* [Page]:
================
Introduction and Overview to the CDF Project
This page presents an introduction to the P1622 common data format project. It starts with a discussion of the proprietary nature of current election equipment data formats and the resultant problems this creates, and then discusses the advantages to using a common data format and how this improves efficiency, reduces cost, and increases the overall transparency of election equipment and, ultimately, elections. The discussion concludes with a high-level overview of the P1622 CDF format and project plan for accomplishing a comprehensive CDF standard.
- Why the Need for a CDF for Election Equipment?
- Advantages to Using a CDF
- P1622 CDF Example
- P1622 Plan for Building CDF Capability
Why the Need for a CDF for Election Equipment?
The need for a common data format is analogous to the use of a common language for people and economies to share the best of ideas, products, and services. A language used exclusively by a few isolates people from the rest of what the world has to offer. As the demand and use of technology increases in elections, a variety of new products are being used by election officials that must be able to talk intimately with each other (i.e. share data) or talk with a common host in order to integrate them into the entire election administration process. Since the "data language" used by these products tends to be proprietary and doesn’t communicate with products from another manufacturer, election officials can be limited to the voting systems product line available through the manufacturer they already have a relationship with.
In the elections marketplace, this has several disadvantages:
- Election officials can be "locked" into a single manufacturer’s product line by decisions made years ago in their jurisdiction when the needs were different. The cost of converting the jurisdiction’s entire product line to another manufacturer and the top to bottom change in procedures often required could be prohibitive.
- Election officials may not have an opportunity to shop for the more appropriate product to meet their needs if they are limited to using only the products offered by their current manufacturer.
- Smaller companies that might focus on a single product can be locked out because of the lack of interoperability with manufacturer product lines.
- The addition of newer devices such as online blank ballot distribution or tablet technology is complicated by projects having to define its own data format or use a format that is proprietary to an existing manufacturer.
================
* [Data excerpt]:
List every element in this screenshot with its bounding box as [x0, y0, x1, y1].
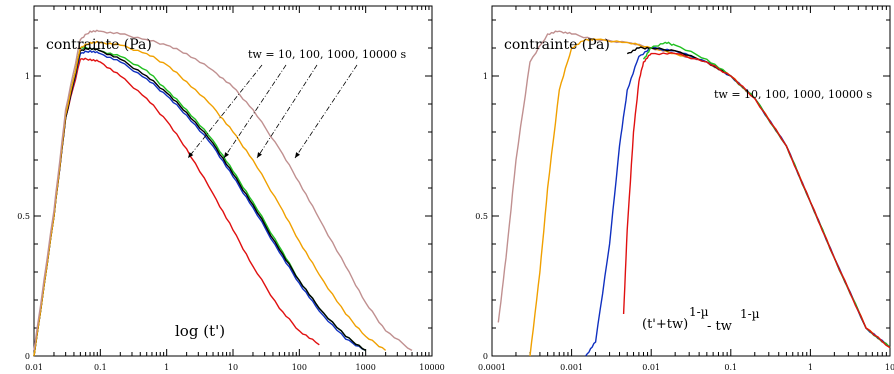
================
* [Task instructions]: Pick up the election equipment common data format page after its final bullet point and keep writing it.

* [Written reply]:
Without a CDF, duplication of effort, greater risk of getting things wrong, and re-invention of the wheel can occur. Several examples suffice:
A jurisdiction’s voter registration system and candidate filing system may both contain the information needed by its ballot layout system when it comes time to create a new election. These are actually "families" of equipment, and due to a lack of a CDF between the two families, jurisdictions that import/export information between them have commonly had to expend their own resources to create a sort of "translation service" between the two that is unique to that jurisdiction’s situation. Or, some jurisdictions may have to duplicate their data entry by re-creating the information in the ballot layout system more or less manually. Obviously, a CDF between these families of equipment would largely eliminate this duplication of effort and reduce the potential for mistakes.
During an election, the vote-capture devices such as DREs, POS, and CCOS (Direct-Record Electronic, Precinct Optical Scanner, and Central-Count Optical Scanner respectively) communicate the votes they gather to a common EMS (Election Management System) where the votes are tabulated and reported. Prior to its use in the election, a common EMS communicates a complex set of ballot configurations to these devices that define the ballot styles of each vote the device will be used to gather. Typically the EMS that creates the ballot styles and communicates the ballot styles to the devices is the same system that receives the votes gathered by the devices. Without a common data format and given that the communication protocol, data structure, and data elements are unique to each manufacturer, the DRE, POS, and CCOS in a jurisdiction will generally be products developed, marketed, and/or integrated by the same manufacturer who created the EMS. There are a number of issues created by this scenario combined with the lack of a CDF:
- If a jurisdiction wants to use a different DRE, or POS, or CCOS than the one provided by its manufacturer, it may be very costly to integrate the product.
- The same issue occurs with EMSs; a state must use the same manufacturer throughout the state or else must import/export tabulated results to intermediate formats.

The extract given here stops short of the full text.